• [Work instructions]: Using the records provided below, locate and copy each line that contains the word "épaulière".

--- Start Provided data ---

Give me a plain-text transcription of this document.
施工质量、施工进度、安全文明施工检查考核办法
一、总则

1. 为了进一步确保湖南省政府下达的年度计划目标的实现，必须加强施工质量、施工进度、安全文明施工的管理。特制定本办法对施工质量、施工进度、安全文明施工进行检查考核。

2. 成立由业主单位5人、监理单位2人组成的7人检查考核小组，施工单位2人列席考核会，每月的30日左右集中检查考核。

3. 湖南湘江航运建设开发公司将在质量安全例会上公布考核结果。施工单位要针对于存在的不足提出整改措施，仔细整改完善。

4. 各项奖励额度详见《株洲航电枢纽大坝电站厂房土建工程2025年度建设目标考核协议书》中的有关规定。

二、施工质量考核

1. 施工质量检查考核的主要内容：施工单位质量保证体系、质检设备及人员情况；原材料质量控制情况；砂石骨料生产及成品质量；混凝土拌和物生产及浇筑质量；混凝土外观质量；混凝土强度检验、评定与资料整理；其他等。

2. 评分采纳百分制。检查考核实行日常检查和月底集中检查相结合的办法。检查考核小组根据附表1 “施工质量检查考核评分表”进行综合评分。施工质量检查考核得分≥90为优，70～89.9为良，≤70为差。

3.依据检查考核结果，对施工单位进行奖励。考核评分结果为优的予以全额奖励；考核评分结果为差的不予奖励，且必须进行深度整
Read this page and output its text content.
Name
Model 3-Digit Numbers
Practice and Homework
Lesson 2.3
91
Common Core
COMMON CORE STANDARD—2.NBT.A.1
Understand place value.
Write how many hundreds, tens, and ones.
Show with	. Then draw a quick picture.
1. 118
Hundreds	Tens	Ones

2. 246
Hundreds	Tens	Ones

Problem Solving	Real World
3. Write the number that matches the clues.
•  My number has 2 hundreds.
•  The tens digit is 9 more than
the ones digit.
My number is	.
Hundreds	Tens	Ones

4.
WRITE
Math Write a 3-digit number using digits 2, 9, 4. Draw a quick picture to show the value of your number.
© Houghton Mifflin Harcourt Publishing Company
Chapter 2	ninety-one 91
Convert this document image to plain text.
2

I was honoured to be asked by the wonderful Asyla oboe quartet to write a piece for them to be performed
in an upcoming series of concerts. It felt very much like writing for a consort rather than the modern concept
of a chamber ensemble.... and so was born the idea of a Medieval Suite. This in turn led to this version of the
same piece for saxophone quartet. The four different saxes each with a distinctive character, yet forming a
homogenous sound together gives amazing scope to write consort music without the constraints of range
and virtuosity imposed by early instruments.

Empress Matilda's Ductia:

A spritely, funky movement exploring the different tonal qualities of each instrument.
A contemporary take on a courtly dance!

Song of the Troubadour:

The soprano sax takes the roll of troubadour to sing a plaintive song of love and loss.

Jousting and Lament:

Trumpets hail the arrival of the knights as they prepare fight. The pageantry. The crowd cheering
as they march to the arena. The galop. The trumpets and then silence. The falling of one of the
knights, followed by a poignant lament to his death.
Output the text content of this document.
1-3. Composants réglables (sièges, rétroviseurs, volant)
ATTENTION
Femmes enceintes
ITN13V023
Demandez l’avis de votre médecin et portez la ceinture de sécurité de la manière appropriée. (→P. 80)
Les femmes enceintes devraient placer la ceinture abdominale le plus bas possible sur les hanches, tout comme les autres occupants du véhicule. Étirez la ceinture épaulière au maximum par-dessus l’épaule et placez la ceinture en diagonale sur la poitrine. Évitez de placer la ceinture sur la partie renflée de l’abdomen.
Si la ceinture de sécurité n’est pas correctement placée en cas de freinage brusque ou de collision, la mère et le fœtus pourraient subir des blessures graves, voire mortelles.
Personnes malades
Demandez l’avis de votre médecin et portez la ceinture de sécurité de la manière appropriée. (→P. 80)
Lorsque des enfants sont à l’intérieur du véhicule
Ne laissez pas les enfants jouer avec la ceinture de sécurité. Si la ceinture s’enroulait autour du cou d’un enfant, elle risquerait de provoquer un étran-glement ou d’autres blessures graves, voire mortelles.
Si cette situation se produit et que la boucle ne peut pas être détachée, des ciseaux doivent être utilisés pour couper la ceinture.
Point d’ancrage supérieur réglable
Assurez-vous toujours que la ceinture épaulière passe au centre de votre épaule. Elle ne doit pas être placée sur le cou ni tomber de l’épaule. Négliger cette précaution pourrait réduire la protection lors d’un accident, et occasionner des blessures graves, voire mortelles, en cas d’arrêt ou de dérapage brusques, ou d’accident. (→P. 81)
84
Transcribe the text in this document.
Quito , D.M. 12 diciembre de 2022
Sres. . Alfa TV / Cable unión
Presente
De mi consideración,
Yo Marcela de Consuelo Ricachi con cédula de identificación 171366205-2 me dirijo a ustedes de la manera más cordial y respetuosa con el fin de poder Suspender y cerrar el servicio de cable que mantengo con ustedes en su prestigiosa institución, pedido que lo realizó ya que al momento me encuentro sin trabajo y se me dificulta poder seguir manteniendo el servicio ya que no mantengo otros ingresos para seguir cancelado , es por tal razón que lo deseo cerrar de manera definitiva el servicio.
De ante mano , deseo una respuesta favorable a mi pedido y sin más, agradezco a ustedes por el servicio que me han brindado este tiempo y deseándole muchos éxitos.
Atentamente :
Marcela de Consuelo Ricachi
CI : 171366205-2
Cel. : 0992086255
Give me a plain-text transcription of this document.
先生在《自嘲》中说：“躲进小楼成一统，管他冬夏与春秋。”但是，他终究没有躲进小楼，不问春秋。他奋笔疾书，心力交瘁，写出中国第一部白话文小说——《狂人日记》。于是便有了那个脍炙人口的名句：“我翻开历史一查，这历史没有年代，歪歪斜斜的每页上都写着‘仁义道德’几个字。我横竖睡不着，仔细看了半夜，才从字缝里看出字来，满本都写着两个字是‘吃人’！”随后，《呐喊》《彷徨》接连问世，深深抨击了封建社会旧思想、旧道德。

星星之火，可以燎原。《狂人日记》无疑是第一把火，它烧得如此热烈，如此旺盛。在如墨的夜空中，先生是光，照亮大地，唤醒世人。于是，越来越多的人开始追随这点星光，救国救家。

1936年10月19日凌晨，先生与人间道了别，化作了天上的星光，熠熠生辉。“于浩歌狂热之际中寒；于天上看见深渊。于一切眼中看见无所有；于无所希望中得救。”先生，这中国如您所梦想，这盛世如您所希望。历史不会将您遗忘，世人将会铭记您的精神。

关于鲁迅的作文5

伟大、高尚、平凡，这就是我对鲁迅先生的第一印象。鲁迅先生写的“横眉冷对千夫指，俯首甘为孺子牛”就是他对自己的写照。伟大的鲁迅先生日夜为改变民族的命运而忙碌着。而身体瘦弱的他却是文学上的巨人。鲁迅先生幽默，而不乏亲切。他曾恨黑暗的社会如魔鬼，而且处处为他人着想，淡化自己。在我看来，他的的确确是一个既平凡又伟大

--- End Provided data ---

• [Answer to the problem]:
Les femmes enceintes devraient placer la ceinture abdominale le plus bas possible sur les hanches, tout comme les autres occupants du véhicule. Étirez la ceinture épaulière au maximum par-dessus l’épaule et placez la ceinture en diagonale sur la poitrine. Évitez de placer la ceinture sur la partie renflée de l’abdomen.
Assurez-vous toujours que la ceinture épaulière passe au centre de votre épaule. Elle ne doit pas être placée sur le cou ni tomber de l’épaule. Négliger cette précaution pourrait réduire la protection lors d’un accident, et occasionner des blessures graves, voire mortelles, en cas d’arrêt ou de dérapage brusques, ou d’accident. (→P. 81)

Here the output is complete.